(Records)
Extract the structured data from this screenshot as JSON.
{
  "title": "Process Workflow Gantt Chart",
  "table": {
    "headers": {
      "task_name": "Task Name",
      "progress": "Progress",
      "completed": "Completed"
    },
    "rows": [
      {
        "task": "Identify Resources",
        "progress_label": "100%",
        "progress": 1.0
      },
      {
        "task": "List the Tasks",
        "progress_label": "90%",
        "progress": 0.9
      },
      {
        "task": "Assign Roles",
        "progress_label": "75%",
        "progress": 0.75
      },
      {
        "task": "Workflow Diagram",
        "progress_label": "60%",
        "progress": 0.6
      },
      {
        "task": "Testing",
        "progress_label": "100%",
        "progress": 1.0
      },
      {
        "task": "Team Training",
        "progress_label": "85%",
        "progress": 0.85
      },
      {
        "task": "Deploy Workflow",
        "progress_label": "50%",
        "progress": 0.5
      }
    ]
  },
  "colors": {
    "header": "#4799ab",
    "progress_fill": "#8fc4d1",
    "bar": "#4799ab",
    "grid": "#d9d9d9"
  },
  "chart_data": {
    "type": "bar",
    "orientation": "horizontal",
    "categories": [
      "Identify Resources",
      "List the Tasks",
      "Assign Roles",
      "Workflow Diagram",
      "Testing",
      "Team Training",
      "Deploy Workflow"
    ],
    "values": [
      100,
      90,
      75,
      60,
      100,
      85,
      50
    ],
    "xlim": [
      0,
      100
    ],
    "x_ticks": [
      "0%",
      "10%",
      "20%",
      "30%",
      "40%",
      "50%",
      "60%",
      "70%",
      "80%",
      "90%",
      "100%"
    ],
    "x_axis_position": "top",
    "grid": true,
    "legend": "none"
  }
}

▶ Problem statement
All of the entries above need to be reproduced exactly.

▶ Solution to this exercise
Extract the structured data from this screenshot as JSON.
{
  "title": "Process Workflow Gantt Chart",
  "table": {
    "headers": {
      "task_name": "Task Name",
      "progress": "Progress",
      "completed": "Completed"
    },
    "rows": [
      {
        "task": "Identify Resources",
        "progress_label": "100%",
        "progress": 1.0
      },
      {
        "task": "List the Tasks",
        "progress_label": "90%",
        "progress": 0.9
      },
      {
        "task": "Assign Roles",
        "progress_label": "75%",
        "progress": 0.75
      },
      {
        "task": "Workflow Diagram",
        "progress_label": "60%",
        "progress": 0.6
      },
      {
        "task": "Testing",
        "progress_label": "100%",
        "progress": 1.0
      },
      {
        "task": "Team Training",
        "progress_label": "85%",
        "progress": 0.85
      },
      {
        "task": "Deploy Workflow",
        "progress_label": "50%",
        "progress": 0.5
      }
    ]
  },
  "colors": {
    "header": "#4799ab",
    "progress_fill": "#8fc4d1",
    "bar": "#4799ab",
    "grid": "#d9d9d9"
  },
  "chart_data": {
    "type": "bar",
    "orientation": "horizontal",
    "categories": [
      "Identify Resources",
      "List the Tasks",
      "Assign Roles",
      "Workflow Diagram",
      "Testing",
      "Team Training",
      "Deploy Workflow"
    ],
    "values": [
      100,
      90,
      75,
      60,
      100,
      85,
      50
    ],
    "xlim": [
      0,
      100
    ],
    "x_ticks": [
      "0%",
      "10%",
      "20%",
      "30%",
      "40%",
      "50%",
      "60%",
      "70%",
      "80%",
      "90%",
      "100%"
    ],
    "x_axis_position": "top",
    "grid": true,
    "legend": "none"
  }
}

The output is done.